-- Challenge --
Keep the pictures out of the copy and repeat the records exactly.

-- Dataset --
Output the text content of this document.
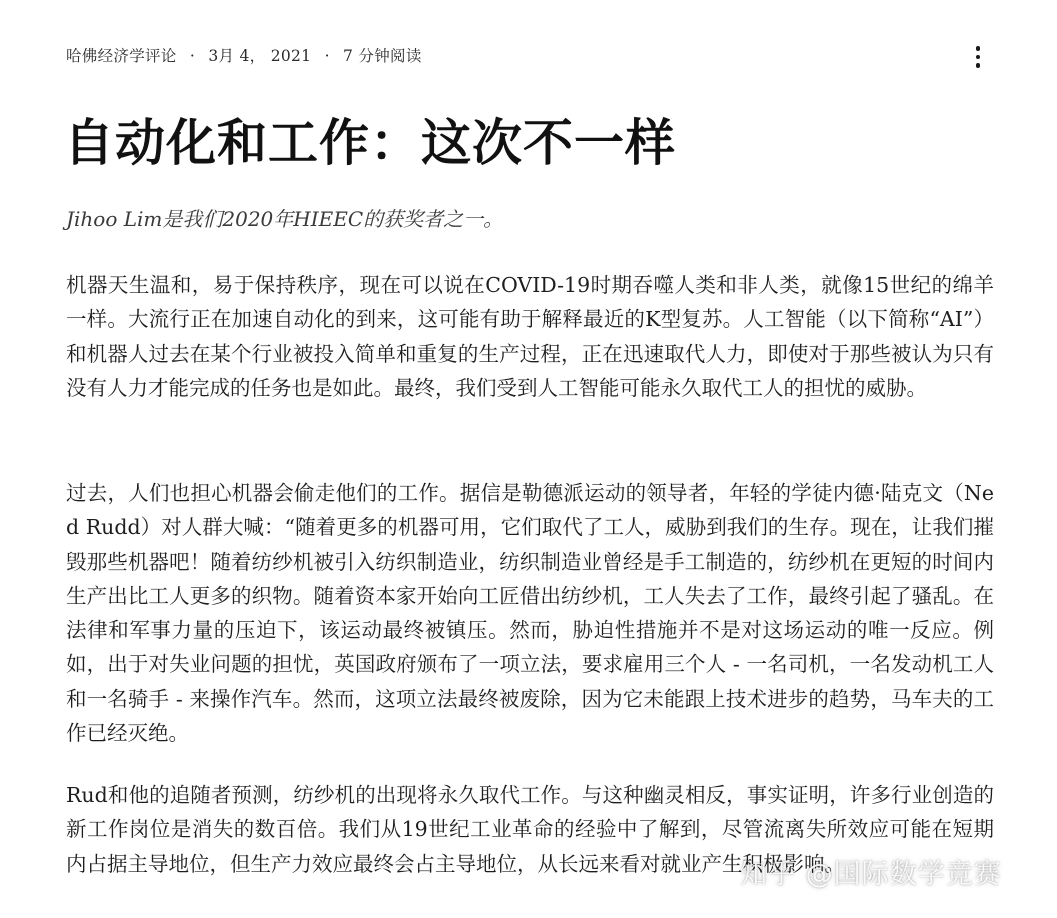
哈佛经济学评论 · 3月 4， 2021 · 7 分钟阅读
自动化和工作：这次不一样

Jihoo Lim是我们2020年HIEEC的获奖者之一。

机器天生温和，易于保持秩序，现在可以说在COVID-19时期吞噬人类和非人类，就像15世纪的绵羊一样。大流行正在加速自动化的到来，这可能有助于解释最近的K型复苏。人工智能（以下简称“AI”）和机器人过去在某个行业被投入简单和重复的生产过程，正在迅速取代人力，即使对于那些被认为只有没有人力才能完成的任务也是如此。最终，我们受到人工智能可能永久取代工人的担忧的威胁。

过去，人们也担心机器会偷走他们的工作。据信是勒德派运动的领导者，年轻的学徒内德·陆克文（Ned Rudd）对人群大喊：“随着更多的机器可用，它们取代了工人，威胁到我们的生存。现在，让我们摧毁那些机器吧！随着纺纱机被引入纺织制造业，纺织制造业曾经是手工制造的，纺纱机在更短的时间内生产出比工人更多的织物。随着资本家开始向工匠借出纺纱机，工人失去了工作，最终引起了骚乱。在法律和军事力量的压迫下，该运动最终被镇压。然而，胁迫性措施并不是对这场运动的唯一反应。例如，出于对失业问题的担忧，英国政府颁布了一项立法，要求雇用三个人 - 一名司机，一名发动机工人和一名骑手 - 来操作汽车。然而，这项立法最终被废除，因为它未能跟上技术进步的趋势，马车夫的工作已经灭绝。

Rud和他的追随者预测，纺纱机的出现将永久取代工作。与这种幽灵相反，事实证明，许多行业创造的新工作岗位是消失的数百倍。我们从19世纪工业革命的经验中了解到，尽管流离失所效应可能在短期内占据主导地位，但生产力效应最终会占主导地位，从长远来看对就业产生积极影响。

知乎 @国际数学竞赛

-- Response --
Output the text content of this document.
哈佛经济学评论 · 3月 4， 2021 · 7 分钟阅读
自动化和工作：这次不一样

Jihoo Lim是我们2020年HIEEC的获奖者之一。

机器天生温和，易于保持秩序，现在可以说在COVID-19时期吞噬人类和非人类，就像15世纪的绵羊一样。大流行正在加速自动化的到来，这可能有助于解释最近的K型复苏。人工智能（以下简称“AI”）和机器人过去在某个行业被投入简单和重复的生产过程，正在迅速取代人力，即使对于那些被认为只有没有人力才能完成的任务也是如此。最终，我们受到人工智能可能永久取代工人的担忧的威胁。

过去，人们也担心机器会偷走他们的工作。据信是勒德派运动的领导者，年轻的学徒内德·陆克文（Ned Rudd）对人群大喊：“随着更多的机器可用，它们取代了工人，威胁到我们的生存。现在，让我们摧毁那些机器吧！随着纺纱机被引入纺织制造业，纺织制造业曾经是手工制造的，纺纱机在更短的时间内生产出比工人更多的织物。随着资本家开始向工匠借出纺纱机，工人失去了工作，最终引起了骚乱。在法律和军事力量的压迫下，该运动最终被镇压。然而，胁迫性措施并不是对这场运动的唯一反应。例如，出于对失业问题的担忧，英国政府颁布了一项立法，要求雇用三个人 - 一名司机，一名发动机工人和一名骑手 - 来操作汽车。然而，这项立法最终被废除，因为它未能跟上技术进步的趋势，马车夫的工作已经灭绝。

Rud和他的追随者预测，纺纱机的出现将永久取代工作。与这种幽灵相反，事实证明，许多行业创造的新工作岗位是消失的数百倍。我们从19世纪工业革命的经验中了解到，尽管流离失所效应可能在短期内占据主导地位，但生产力效应最终会占主导地位，从长远来看对就业产生积极影响。

知乎 @国际数学竞赛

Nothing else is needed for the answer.